- WHAT THE TASK ASKS: Show every line below where "title" can be found.

************

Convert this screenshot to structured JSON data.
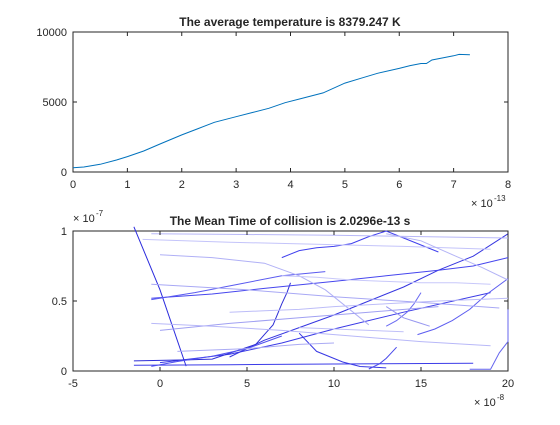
{
  "chart_data": [
    {
      "type": "line",
      "title": "The average temperature is 8379.247 K",
      "xlabel": "",
      "ylabel": "",
      "xlim": [
        0,
        8e-13
      ],
      "ylim": [
        0,
        10000
      ],
      "x_multiplier": {
        "base": "× 10",
        "exponent": "-13"
      },
      "xticks": [
        0,
        1e-13,
        2e-13,
        3e-13,
        4e-13,
        5e-13,
        6e-13,
        7e-13,
        8e-13
      ],
      "xtick_labels": [
        "0",
        "1",
        "2",
        "3",
        "4",
        "5",
        "6",
        "7",
        "8"
      ],
      "yticks": [
        0,
        5000,
        10000
      ],
      "ytick_labels": [
        "0",
        "5000",
        "10000"
      ],
      "grid": false,
      "series": [
        {
          "color": "#0072BD",
          "x": [
            0,
            2e-14,
            5e-14,
            8e-14,
            1e-13,
            1.3e-13,
            1.6e-13,
            2e-13,
            2.3e-13,
            2.6e-13,
            3e-13,
            3.3e-13,
            3.6e-13,
            3.9e-13,
            4.2e-13,
            4.6e-13,
            5e-13,
            5.3e-13,
            5.6e-13,
            6e-13,
            6.2e-13,
            6.4e-13,
            6.5e-13,
            6.6e-13,
            6.8e-13,
            7e-13,
            7.1e-13,
            7.3e-13
          ],
          "values": [
            300,
            360,
            550,
            860,
            1100,
            1500,
            2000,
            2650,
            3100,
            3550,
            3950,
            4250,
            4550,
            4950,
            5250,
            5650,
            6350,
            6700,
            7050,
            7400,
            7600,
            7750,
            7750,
            8000,
            8150,
            8300,
            8400,
            8380
          ]
        }
      ]
    },
    {
      "type": "line",
      "title": "The Mean Time of collision is 2.0296e-13 s",
      "xlabel": "",
      "ylabel": "",
      "xlim": [
        -5e-08,
        2e-07
      ],
      "ylim": [
        0,
        1e-07
      ],
      "x_multiplier": {
        "base": "× 10",
        "exponent": "-8"
      },
      "y_multiplier": {
        "base": "× 10",
        "exponent": "-7"
      },
      "xticks": [
        -5e-08,
        0,
        5e-08,
        1e-07,
        1.5e-07,
        2e-07
      ],
      "xtick_labels": [
        "-5",
        "0",
        "5",
        "10",
        "15",
        "20"
      ],
      "yticks": [
        0,
        5e-08,
        1e-07
      ],
      "ytick_labels": [
        "0",
        "0.5",
        "1"
      ],
      "grid": false,
      "series": [
        {
          "color": "#2B2BDD",
          "x": [
            -1.5e-08,
            0,
            1.5e-08
          ],
          "values": [
            1.03e-07,
            5.8e-08,
            3.5e-09
          ]
        },
        {
          "color": "#3A3AE6",
          "x": [
            0,
            4e-08,
            7e-08,
            1e-07,
            1.4e-07,
            1.9e-07
          ],
          "values": [
            6e-09,
            1.2e-08,
            2e-08,
            3e-08,
            4.2e-08,
            5.6e-08
          ]
        },
        {
          "color": "#3535E0",
          "x": [
            4e-08,
            6e-08,
            8e-08,
            1e-07,
            1.2e-07,
            1.4e-07,
            1.6e-07,
            1.8e-07,
            2e-07
          ],
          "values": [
            1e-08,
            2.2e-08,
            3.1e-08,
            4e-08,
            5e-08,
            6e-08,
            7.2e-08,
            8.2e-08,
            9.8e-08
          ]
        },
        {
          "color": "#3C3CE8",
          "x": [
            -1.5e-08,
            4e-08,
            1e-07,
            1.8e-07
          ],
          "values": [
            4.1e-09,
            4.5e-09,
            5e-09,
            5.5e-09
          ]
        },
        {
          "color": "#4040EE",
          "x": [
            7e-08,
            8e-08,
            9e-08,
            1e-07,
            1.1e-07,
            1.2e-07,
            1.3e-07,
            1.4e-07,
            1.5e-07,
            1.6e-07
          ],
          "values": [
            8.1e-08,
            8.6e-08,
            8.8e-08,
            8.9e-08,
            9.1e-08,
            9.6e-08,
            1e-07,
            9.5e-08,
            9e-08,
            8.5e-08
          ]
        },
        {
          "color": "#2F2FD6",
          "x": [
            -1.5e-08,
            1.5e-08,
            3e-08,
            5.5e-08,
            6e-08,
            6.5e-08,
            7e-08,
            7.3e-08,
            7.5e-08
          ],
          "values": [
            7.2e-09,
            7.9e-09,
            8.5e-09,
            1.9e-08,
            2.6e-08,
            3.3e-08,
            4.8e-08,
            5.6e-08,
            6.3e-08
          ]
        },
        {
          "color": "#3939E4",
          "x": [
            8e-08,
            9e-08,
            1.05e-07,
            1.15e-07,
            1.3e-07
          ],
          "values": [
            2.7e-08,
            1.4e-08,
            6.4e-09,
            3.2e-09,
            2.2e-09
          ]
        },
        {
          "color": "#4646EE",
          "x": [
            -5e-09,
            3e-08,
            6e-08,
            1e-07,
            1.3e-07,
            1.6e-07,
            1.8e-07,
            2e-07
          ],
          "values": [
            5.2e-08,
            5.5e-08,
            5.9e-08,
            6.4e-08,
            6.8e-08,
            7.2e-08,
            7.5e-08,
            8.1e-08
          ]
        },
        {
          "color": "#5050F0",
          "x": [
            -5e-09,
            1e-08,
            3e-08,
            5e-08,
            7e-08
          ],
          "values": [
            3.3e-09,
            6.8e-09,
            1.05e-08,
            1.6e-08,
            2.5e-08
          ]
        },
        {
          "color": "#4848EA",
          "x": [
            1.2e-07,
            1.26e-07,
            1.3e-07,
            1.33e-07,
            1.36e-07
          ],
          "values": [
            1.4e-09,
            5e-09,
            9e-09,
            1.3e-08,
            1.7e-08
          ]
        },
        {
          "color": "#5A5AF0",
          "x": [
            -5e-09,
            2e-08,
            4.5e-08,
            7e-08,
            9.5e-08
          ],
          "values": [
            5.1e-08,
            5.6e-08,
            6.2e-08,
            6.8e-08,
            7.1e-08
          ]
        },
        {
          "color": "#6A6AF2",
          "x": [
            1.3e-07,
            1.36e-07,
            1.42e-07,
            1.46e-07,
            1.5e-07
          ],
          "values": [
            3.2e-08,
            3.6e-08,
            4.2e-08,
            4.8e-08,
            5.6e-08
          ]
        },
        {
          "color": "#5C5CF0",
          "x": [
            1.48e-07,
            1.58e-07,
            1.68e-07,
            1.78e-07,
            1.88e-07,
            2e-07
          ],
          "values": [
            2.6e-08,
            3e-08,
            3.6e-08,
            4.4e-08,
            5.5e-08,
            6.6e-08
          ]
        },
        {
          "color": "#6565EE",
          "x": [
            1.78e-07,
            1.9e-07,
            1.95e-07,
            2e-07,
            2e-07
          ],
          "values": [
            1.2e-09,
            1.3e-09,
            1.3e-08,
            2.1e-08,
            4.4e-08
          ]
        },
        {
          "color": "#B8B8F8",
          "x": [
            -5e-09,
            5e-08,
            1e-07,
            1.5e-07,
            2e-07
          ],
          "values": [
            9.8e-08,
            9.75e-08,
            9.7e-08,
            9.6e-08,
            9.5e-08
          ]
        },
        {
          "color": "#C4C4FA",
          "x": [
            -1e-08,
            4e-08,
            9e-08,
            1.4e-07,
            1.9e-07
          ],
          "values": [
            9.4e-08,
            9.2e-08,
            9.05e-08,
            8.9e-08,
            8.7e-08
          ]
        },
        {
          "color": "#A8A8F5",
          "x": [
            -5e-09,
            5e-08,
            1e-07,
            1.5e-07,
            1.95e-07
          ],
          "values": [
            6.2e-08,
            5.8e-08,
            5.3e-08,
            4.9e-08,
            4.5e-08
          ]
        },
        {
          "color": "#B0B0F6",
          "x": [
            0,
            3e-08,
            6e-08,
            8e-08,
            9.5e-08,
            1.1e-07,
            1.2e-07
          ],
          "values": [
            8.3e-08,
            8.1e-08,
            7.7e-08,
            6.8e-08,
            5.8e-08,
            4.3e-08,
            3.3e-08
          ]
        },
        {
          "color": "#BDBDF8",
          "x": [
            4e-08,
            6e-08,
            8e-08,
            1e-07,
            1.3e-07,
            1.6e-07,
            2e-07
          ],
          "values": [
            4.2e-08,
            4.3e-08,
            4.4e-08,
            4.6e-08,
            4.8e-08,
            5e-08,
            5.2e-08
          ]
        },
        {
          "color": "#A0A0F2",
          "x": [
            0,
            4e-08,
            8e-08,
            1.2e-07,
            1.6e-07
          ],
          "values": [
            2.9e-08,
            3.4e-08,
            3.8e-08,
            4.2e-08,
            4.6e-08
          ]
        },
        {
          "color": "#C8C8FA",
          "x": [
            7e-08,
            9e-08,
            1.1e-07,
            1.3e-07,
            1.5e-07,
            1.7e-07,
            1.9e-07
          ],
          "values": [
            6.8e-08,
            6.7e-08,
            6.5e-08,
            6.4e-08,
            6.3e-08,
            6.3e-08,
            6.2e-08
          ]
        },
        {
          "color": "#AAAAF4",
          "x": [
            1e-08,
            3e-08,
            5e-08,
            6e-08,
            7e-08,
            8e-08,
            1e-07
          ],
          "values": [
            1.4e-08,
            1.5e-08,
            1.6e-08,
            1.7e-08,
            1.8e-08,
            1.9e-08,
            2e-08
          ]
        },
        {
          "color": "#B4B4F6",
          "x": [
            1.3e-07,
            1.5e-07,
            1.7e-07,
            1.85e-07,
            2e-07
          ],
          "values": [
            9.8e-08,
            9.3e-08,
            8.2e-08,
            7.4e-08,
            6.5e-08
          ]
        },
        {
          "color": "#C0C0F8",
          "x": [
            8e-08,
            1e-07,
            1.2e-07,
            1.4e-07
          ],
          "values": [
            3.1e-08,
            3e-08,
            2.9e-08,
            2.8e-08
          ]
        },
        {
          "color": "#9898F0",
          "x": [
            1.3e-07,
            1.35e-07,
            1.4e-07,
            1.45e-07,
            1.5e-07,
            1.55e-07
          ],
          "values": [
            4.6e-08,
            4.2e-08,
            3.8e-08,
            3.6e-08,
            3.4e-08,
            3.2e-08
          ]
        },
        {
          "color": "#B8B8F8",
          "x": [
            -5e-09,
            3e-08,
            7e-08,
            1.1e-07,
            1.5e-07,
            1.9e-07
          ],
          "values": [
            3.4e-08,
            3.2e-08,
            2.9e-08,
            2.5e-08,
            2.1e-08,
            1.8e-08
          ]
        }
      ]
    }
  ]
}
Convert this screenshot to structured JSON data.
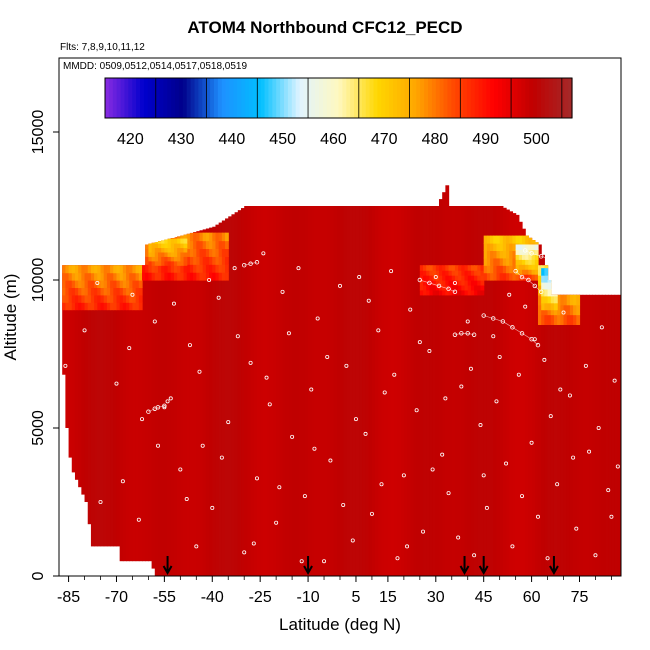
{
  "chart_data": {
    "type": "heatmap",
    "title": "ATOM4 Northbound CFC12_PECD",
    "flights_note": "Flts: 7,8,9,10,11,12",
    "dates_note": "MMDD: 0509,0512,0514,0517,0518,0519",
    "xlabel": "Latitude (deg N)",
    "ylabel": "Altitude (m)",
    "xlim": [
      -88,
      88
    ],
    "ylim": [
      0,
      17500
    ],
    "x_ticks": [
      -85,
      -70,
      -55,
      -40,
      -25,
      -10,
      5,
      15,
      30,
      45,
      60,
      75
    ],
    "y_ticks": [
      0,
      5000,
      10000,
      15000
    ],
    "colorbar": {
      "min": 415,
      "max": 507,
      "ticks": [
        420,
        430,
        440,
        450,
        460,
        470,
        480,
        490,
        500
      ],
      "colors": [
        "#8a2be2",
        "#0000cd",
        "#00008b",
        "#1e90ff",
        "#00bfff",
        "#e0f4ff",
        "#fff8c0",
        "#ffd700",
        "#ffa500",
        "#ff4500",
        "#ff0000",
        "#c00000",
        "#a52a2a"
      ]
    },
    "field": {
      "background_value": 499,
      "surface_top_altitude_by_lat": [
        [
          -87,
          6800
        ],
        [
          -86,
          5000
        ],
        [
          -85,
          4000
        ],
        [
          -84,
          3500
        ],
        [
          -82,
          3000
        ],
        [
          -80,
          2500
        ],
        [
          -78,
          1000
        ],
        [
          -70,
          1000
        ],
        [
          -69,
          500
        ],
        [
          -60,
          500
        ],
        [
          -58,
          0
        ],
        [
          88,
          0
        ]
      ],
      "top_by_lat": [
        [
          -87,
          10500
        ],
        [
          -62,
          10500
        ],
        [
          -61,
          11200
        ],
        [
          -50,
          11500
        ],
        [
          -40,
          11800
        ],
        [
          -30,
          12500
        ],
        [
          30,
          12500
        ],
        [
          33,
          13200
        ],
        [
          34,
          12500
        ],
        [
          50,
          12500
        ],
        [
          55,
          12200
        ],
        [
          58,
          11500
        ],
        [
          62,
          11200
        ],
        [
          64,
          10500
        ],
        [
          66,
          9500
        ],
        [
          88,
          9500
        ]
      ],
      "low_value_layers": [
        {
          "lat": [
            -87,
            -62
          ],
          "alt": [
            9000,
            10500
          ],
          "value": 476
        },
        {
          "lat": [
            -62,
            -35
          ],
          "alt": [
            10000,
            11600
          ],
          "value": 478
        },
        {
          "lat": [
            -60,
            -48
          ],
          "alt": [
            10500,
            11400
          ],
          "value": 468
        },
        {
          "lat": [
            25,
            45
          ],
          "alt": [
            9500,
            10500
          ],
          "value": 485
        },
        {
          "lat": [
            45,
            62
          ],
          "alt": [
            10000,
            11500
          ],
          "value": 470
        },
        {
          "lat": [
            55,
            62
          ],
          "alt": [
            10200,
            11200
          ],
          "value": 455
        },
        {
          "lat": [
            62,
            75
          ],
          "alt": [
            8500,
            10500
          ],
          "value": 466
        },
        {
          "lat": [
            63,
            68
          ],
          "alt": [
            9000,
            10400
          ],
          "value": 446
        }
      ]
    },
    "flight_tracks": {
      "description_points": "sample locations (lat, alt m)",
      "points": [
        [
          -80,
          8300
        ],
        [
          -75,
          2500
        ],
        [
          -70,
          6500
        ],
        [
          -68,
          3200
        ],
        [
          -65,
          9500
        ],
        [
          -62,
          5300
        ],
        [
          -58,
          8600
        ],
        [
          -55,
          5700
        ],
        [
          -54,
          5900
        ],
        [
          -53,
          6000
        ],
        [
          -50,
          3600
        ],
        [
          -47,
          7800
        ],
        [
          -45,
          1000
        ],
        [
          -43,
          4400
        ],
        [
          -40,
          2300
        ],
        [
          -38,
          9400
        ],
        [
          -35,
          5200
        ],
        [
          -33,
          10400
        ],
        [
          -30,
          800
        ],
        [
          -28,
          7200
        ],
        [
          -26,
          3300
        ],
        [
          -24,
          10900
        ],
        [
          -22,
          5800
        ],
        [
          -20,
          1800
        ],
        [
          -18,
          9600
        ],
        [
          -15,
          4700
        ],
        [
          -13,
          10400
        ],
        [
          -11,
          2700
        ],
        [
          -9,
          6300
        ],
        [
          -7,
          8700
        ],
        [
          -5,
          500
        ],
        [
          -3,
          3900
        ],
        [
          0,
          9800
        ],
        [
          2,
          7100
        ],
        [
          4,
          1200
        ],
        [
          6,
          10100
        ],
        [
          8,
          4800
        ],
        [
          10,
          2100
        ],
        [
          12,
          8300
        ],
        [
          14,
          6200
        ],
        [
          16,
          10300
        ],
        [
          18,
          600
        ],
        [
          20,
          3400
        ],
        [
          22,
          9000
        ],
        [
          24,
          5600
        ],
        [
          26,
          1500
        ],
        [
          28,
          7600
        ],
        [
          30,
          10100
        ],
        [
          32,
          4100
        ],
        [
          34,
          2800
        ],
        [
          36,
          9900
        ],
        [
          38,
          6400
        ],
        [
          40,
          8600
        ],
        [
          42,
          700
        ],
        [
          44,
          5100
        ],
        [
          46,
          2300
        ],
        [
          48,
          8100
        ],
        [
          50,
          7400
        ],
        [
          52,
          3800
        ],
        [
          54,
          1000
        ],
        [
          56,
          6800
        ],
        [
          58,
          9100
        ],
        [
          60,
          4500
        ],
        [
          62,
          2000
        ],
        [
          64,
          7300
        ],
        [
          66,
          5400
        ],
        [
          68,
          3100
        ],
        [
          70,
          8900
        ],
        [
          72,
          6100
        ],
        [
          74,
          1600
        ],
        [
          76,
          9700
        ],
        [
          78,
          4200
        ],
        [
          80,
          700
        ],
        [
          82,
          8400
        ],
        [
          84,
          2900
        ],
        [
          86,
          6600
        ],
        [
          87,
          3700
        ],
        [
          -86,
          7100
        ],
        [
          -84,
          1400
        ],
        [
          -76,
          9900
        ],
        [
          -72,
          600
        ],
        [
          -66,
          7700
        ],
        [
          -63,
          1900
        ],
        [
          -57,
          4400
        ],
        [
          -52,
          9200
        ],
        [
          -48,
          2600
        ],
        [
          -44,
          6900
        ],
        [
          -41,
          10000
        ],
        [
          -37,
          4000
        ],
        [
          -32,
          8100
        ],
        [
          -27,
          1100
        ],
        [
          -23,
          6700
        ],
        [
          -19,
          3000
        ],
        [
          -16,
          8200
        ],
        [
          -12,
          500
        ],
        [
          -8,
          4300
        ],
        [
          -4,
          7400
        ],
        [
          1,
          2400
        ],
        [
          5,
          5300
        ],
        [
          9,
          9300
        ],
        [
          13,
          3100
        ],
        [
          17,
          6800
        ],
        [
          21,
          1000
        ],
        [
          25,
          7900
        ],
        [
          29,
          3600
        ],
        [
          33,
          6000
        ],
        [
          37,
          1300
        ],
        [
          41,
          7000
        ],
        [
          45,
          3400
        ],
        [
          49,
          5900
        ],
        [
          53,
          9500
        ],
        [
          57,
          2700
        ],
        [
          61,
          8000
        ],
        [
          65,
          600
        ],
        [
          69,
          6300
        ],
        [
          73,
          4000
        ],
        [
          77,
          7100
        ],
        [
          81,
          5000
        ],
        [
          85,
          2000
        ]
      ],
      "paths": [
        [
          [
            -62,
            11200
          ],
          [
            -58,
            11350
          ],
          [
            -55,
            11450
          ],
          [
            -52,
            11500
          ]
        ],
        [
          [
            -30,
            10500
          ],
          [
            -28,
            10550
          ],
          [
            -26,
            10600
          ]
        ],
        [
          [
            -60,
            5550
          ],
          [
            -58,
            5650
          ],
          [
            -57,
            5700
          ],
          [
            -55,
            5750
          ]
        ],
        [
          [
            25,
            10000
          ],
          [
            28,
            9900
          ],
          [
            31,
            9800
          ],
          [
            34,
            9700
          ],
          [
            36,
            9600
          ]
        ],
        [
          [
            45,
            8800
          ],
          [
            48,
            8700
          ],
          [
            51,
            8600
          ],
          [
            54,
            8400
          ],
          [
            57,
            8200
          ],
          [
            60,
            8000
          ],
          [
            62,
            7800
          ]
        ],
        [
          [
            36,
            8150
          ],
          [
            38,
            8200
          ],
          [
            40,
            8200
          ],
          [
            42,
            8150
          ]
        ],
        [
          [
            55,
            10300
          ],
          [
            57,
            10100
          ],
          [
            59,
            10000
          ],
          [
            61,
            9800
          ],
          [
            63,
            9600
          ]
        ],
        [
          [
            58,
            11000
          ],
          [
            60,
            10900
          ],
          [
            63,
            10800
          ],
          [
            66,
            10700
          ]
        ]
      ]
    },
    "arrows_lat": [
      -54,
      -10,
      39,
      45,
      67
    ]
  }
}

************

- ANSWER FOR THIS EXERCISE:
      "title": "The average temperature is 8379.247 K",
      "title": "The Mean Time of collision is 2.0296e-13 s",
    "title": "ATOM4 Northbound CFC12_PECD",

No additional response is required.